▸ CHALLENGE: Reproduce the listing below verbatim.

---------- ENTRIES SUPPLIED ----------

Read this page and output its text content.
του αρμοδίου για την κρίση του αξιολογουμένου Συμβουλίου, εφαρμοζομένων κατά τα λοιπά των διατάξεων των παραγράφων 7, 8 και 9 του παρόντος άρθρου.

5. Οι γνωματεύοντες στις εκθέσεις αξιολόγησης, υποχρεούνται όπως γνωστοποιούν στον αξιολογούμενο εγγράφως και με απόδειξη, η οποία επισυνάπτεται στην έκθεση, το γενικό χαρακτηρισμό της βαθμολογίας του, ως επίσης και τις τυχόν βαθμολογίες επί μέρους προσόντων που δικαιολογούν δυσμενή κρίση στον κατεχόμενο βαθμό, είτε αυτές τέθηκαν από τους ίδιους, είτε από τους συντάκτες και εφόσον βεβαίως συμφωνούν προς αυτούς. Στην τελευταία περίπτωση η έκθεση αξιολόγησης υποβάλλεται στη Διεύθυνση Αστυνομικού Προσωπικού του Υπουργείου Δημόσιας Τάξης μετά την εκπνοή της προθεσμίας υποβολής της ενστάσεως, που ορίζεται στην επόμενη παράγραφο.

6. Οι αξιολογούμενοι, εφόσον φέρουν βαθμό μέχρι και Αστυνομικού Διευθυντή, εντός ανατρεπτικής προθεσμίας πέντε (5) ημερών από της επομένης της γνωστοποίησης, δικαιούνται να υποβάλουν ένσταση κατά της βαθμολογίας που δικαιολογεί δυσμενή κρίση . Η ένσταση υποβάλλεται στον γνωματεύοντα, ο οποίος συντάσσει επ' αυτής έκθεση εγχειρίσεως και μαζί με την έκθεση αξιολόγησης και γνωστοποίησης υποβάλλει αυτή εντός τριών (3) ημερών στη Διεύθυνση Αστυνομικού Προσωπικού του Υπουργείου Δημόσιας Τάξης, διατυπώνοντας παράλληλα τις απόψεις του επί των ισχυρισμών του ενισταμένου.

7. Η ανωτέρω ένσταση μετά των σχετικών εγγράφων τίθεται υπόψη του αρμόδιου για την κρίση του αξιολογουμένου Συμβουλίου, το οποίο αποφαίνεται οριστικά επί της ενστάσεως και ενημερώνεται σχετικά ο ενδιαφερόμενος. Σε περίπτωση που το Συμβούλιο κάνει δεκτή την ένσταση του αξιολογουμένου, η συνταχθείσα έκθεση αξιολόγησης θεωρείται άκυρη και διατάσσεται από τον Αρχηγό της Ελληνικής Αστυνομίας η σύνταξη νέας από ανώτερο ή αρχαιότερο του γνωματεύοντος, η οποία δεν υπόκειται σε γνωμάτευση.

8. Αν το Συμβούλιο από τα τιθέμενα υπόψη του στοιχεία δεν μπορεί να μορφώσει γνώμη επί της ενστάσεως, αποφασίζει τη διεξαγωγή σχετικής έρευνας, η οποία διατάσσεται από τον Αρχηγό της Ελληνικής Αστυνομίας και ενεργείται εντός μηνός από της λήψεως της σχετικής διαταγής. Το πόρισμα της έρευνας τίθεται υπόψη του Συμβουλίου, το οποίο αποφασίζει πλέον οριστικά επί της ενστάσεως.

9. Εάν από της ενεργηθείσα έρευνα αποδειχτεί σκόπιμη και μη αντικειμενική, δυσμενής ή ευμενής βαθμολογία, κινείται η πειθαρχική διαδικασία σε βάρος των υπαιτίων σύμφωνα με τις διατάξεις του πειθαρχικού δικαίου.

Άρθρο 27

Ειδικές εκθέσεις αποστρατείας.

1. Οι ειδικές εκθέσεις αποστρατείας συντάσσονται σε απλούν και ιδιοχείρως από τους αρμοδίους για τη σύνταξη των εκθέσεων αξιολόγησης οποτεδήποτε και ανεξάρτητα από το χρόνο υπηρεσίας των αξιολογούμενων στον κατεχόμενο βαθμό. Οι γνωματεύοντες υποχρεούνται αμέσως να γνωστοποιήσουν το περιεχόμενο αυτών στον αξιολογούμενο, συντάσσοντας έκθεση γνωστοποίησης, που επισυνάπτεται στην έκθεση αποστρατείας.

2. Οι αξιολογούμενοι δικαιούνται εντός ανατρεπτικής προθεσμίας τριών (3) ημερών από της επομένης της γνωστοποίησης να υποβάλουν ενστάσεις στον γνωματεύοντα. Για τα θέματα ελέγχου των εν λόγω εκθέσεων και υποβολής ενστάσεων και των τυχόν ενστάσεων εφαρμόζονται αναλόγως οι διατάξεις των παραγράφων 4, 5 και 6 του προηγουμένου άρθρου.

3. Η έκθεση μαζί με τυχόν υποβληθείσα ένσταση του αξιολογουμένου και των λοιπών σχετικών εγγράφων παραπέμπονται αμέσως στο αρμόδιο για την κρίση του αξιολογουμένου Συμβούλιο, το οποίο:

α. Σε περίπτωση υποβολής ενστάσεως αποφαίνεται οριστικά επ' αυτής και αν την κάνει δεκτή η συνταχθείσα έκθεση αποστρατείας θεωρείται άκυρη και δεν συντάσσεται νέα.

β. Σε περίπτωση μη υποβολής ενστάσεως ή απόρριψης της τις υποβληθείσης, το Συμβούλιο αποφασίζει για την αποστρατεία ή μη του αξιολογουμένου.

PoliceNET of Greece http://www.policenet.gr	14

----------

▸ WRITTEN ANSWER:
Read this page and output its text content.
του αρμοδίου για την κρίση του αξιολογουμένου Συμβουλίου, εφαρμοζομένων κατά τα λοιπά των διατάξεων των παραγράφων 7, 8 και 9 του παρόντος άρθρου.

5. Οι γνωματεύοντες στις εκθέσεις αξιολόγησης, υποχρεούνται όπως γνωστοποιούν στον αξιολογούμενο εγγράφως και με απόδειξη, η οποία επισυνάπτεται στην έκθεση, το γενικό χαρακτηρισμό της βαθμολογίας του, ως επίσης και τις τυχόν βαθμολογίες επί μέρους προσόντων που δικαιολογούν δυσμενή κρίση στον κατεχόμενο βαθμό, είτε αυτές τέθηκαν από τους ίδιους, είτε από τους συντάκτες και εφόσον βεβαίως συμφωνούν προς αυτούς. Στην τελευταία περίπτωση η έκθεση αξιολόγησης υποβάλλεται στη Διεύθυνση Αστυνομικού Προσωπικού του Υπουργείου Δημόσιας Τάξης μετά την εκπνοή της προθεσμίας υποβολής της ενστάσεως, που ορίζεται στην επόμενη παράγραφο.

6. Οι αξιολογούμενοι, εφόσον φέρουν βαθμό μέχρι και Αστυνομικού Διευθυντή, εντός ανατρεπτικής προθεσμίας πέντε (5) ημερών από της επομένης της γνωστοποίησης, δικαιούνται να υποβάλουν ένσταση κατά της βαθμολογίας που δικαιολογεί δυσμενή κρίση . Η ένσταση υποβάλλεται στον γνωματεύοντα, ο οποίος συντάσσει επ' αυτής έκθεση εγχειρίσεως και μαζί με την έκθεση αξιολόγησης και γνωστοποίησης υποβάλλει αυτή εντός τριών (3) ημερών στη Διεύθυνση Αστυνομικού Προσωπικού του Υπουργείου Δημόσιας Τάξης, διατυπώνοντας παράλληλα τις απόψεις του επί των ισχυρισμών του ενισταμένου.

7. Η ανωτέρω ένσταση μετά των σχετικών εγγράφων τίθεται υπόψη του αρμόδιου για την κρίση του αξιολογουμένου Συμβουλίου, το οποίο αποφαίνεται οριστικά επί της ενστάσεως και ενημερώνεται σχετικά ο ενδιαφερόμενος. Σε περίπτωση που το Συμβούλιο κάνει δεκτή την ένσταση του αξιολογουμένου, η συνταχθείσα έκθεση αξιολόγησης θεωρείται άκυρη και διατάσσεται από τον Αρχηγό της Ελληνικής Αστυνομίας η σύνταξη νέας από ανώτερο ή αρχαιότερο του γνωματεύοντος, η οποία δεν υπόκειται σε γνωμάτευση.

8. Αν το Συμβούλιο από τα τιθέμενα υπόψη του στοιχεία δεν μπορεί να μορφώσει γνώμη επί της ενστάσεως, αποφασίζει τη διεξαγωγή σχετικής έρευνας, η οποία διατάσσεται από τον Αρχηγό της Ελληνικής Αστυνομίας και ενεργείται εντός μηνός από της λήψεως της σχετικής διαταγής. Το πόρισμα της έρευνας τίθεται υπόψη του Συμβουλίου, το οποίο αποφασίζει πλέον οριστικά επί της ενστάσεως.

9. Εάν από της ενεργηθείσα έρευνα αποδειχτεί σκόπιμη και μη αντικειμενική, δυσμενής ή ευμενής βαθμολογία, κινείται η πειθαρχική διαδικασία σε βάρος των υπαιτίων σύμφωνα με τις διατάξεις του πειθαρχικού δικαίου.

Άρθρο 27

Ειδικές εκθέσεις αποστρατείας.

1. Οι ειδικές εκθέσεις αποστρατείας συντάσσονται σε απλούν και ιδιοχείρως από τους αρμοδίους για τη σύνταξη των εκθέσεων αξιολόγησης οποτεδήποτε και ανεξάρτητα από το χρόνο υπηρεσίας των αξιολογούμενων στον κατεχόμενο βαθμό. Οι γνωματεύοντες υποχρεούνται αμέσως να γνωστοποιήσουν το περιεχόμενο αυτών στον αξιολογούμενο, συντάσσοντας έκθεση γνωστοποίησης, που επισυνάπτεται στην έκθεση αποστρατείας.

2. Οι αξιολογούμενοι δικαιούνται εντός ανατρεπτικής προθεσμίας τριών (3) ημερών από της επομένης της γνωστοποίησης να υποβάλουν ενστάσεις στον γνωματεύοντα. Για τα θέματα ελέγχου των εν λόγω εκθέσεων και υποβολής ενστάσεων και των τυχόν ενστάσεων εφαρμόζονται αναλόγως οι διατάξεις των παραγράφων 4, 5 και 6 του προηγουμένου άρθρου.

3. Η έκθεση μαζί με τυχόν υποβληθείσα ένσταση του αξιολογουμένου και των λοιπών σχετικών εγγράφων παραπέμπονται αμέσως στο αρμόδιο για την κρίση του αξιολογουμένου Συμβούλιο, το οποίο:

α. Σε περίπτωση υποβολής ενστάσεως αποφαίνεται οριστικά επ' αυτής και αν την κάνει δεκτή η συνταχθείσα έκθεση αποστρατείας θεωρείται άκυρη και δεν συντάσσεται νέα.

β. Σε περίπτωση μη υποβολής ενστάσεως ή απόρριψης της τις υποβληθείσης, το Συμβούλιο αποφασίζει για την αποστρατεία ή μη του αξιολογουμένου.

PoliceNET of Greece http://www.policenet.gr	14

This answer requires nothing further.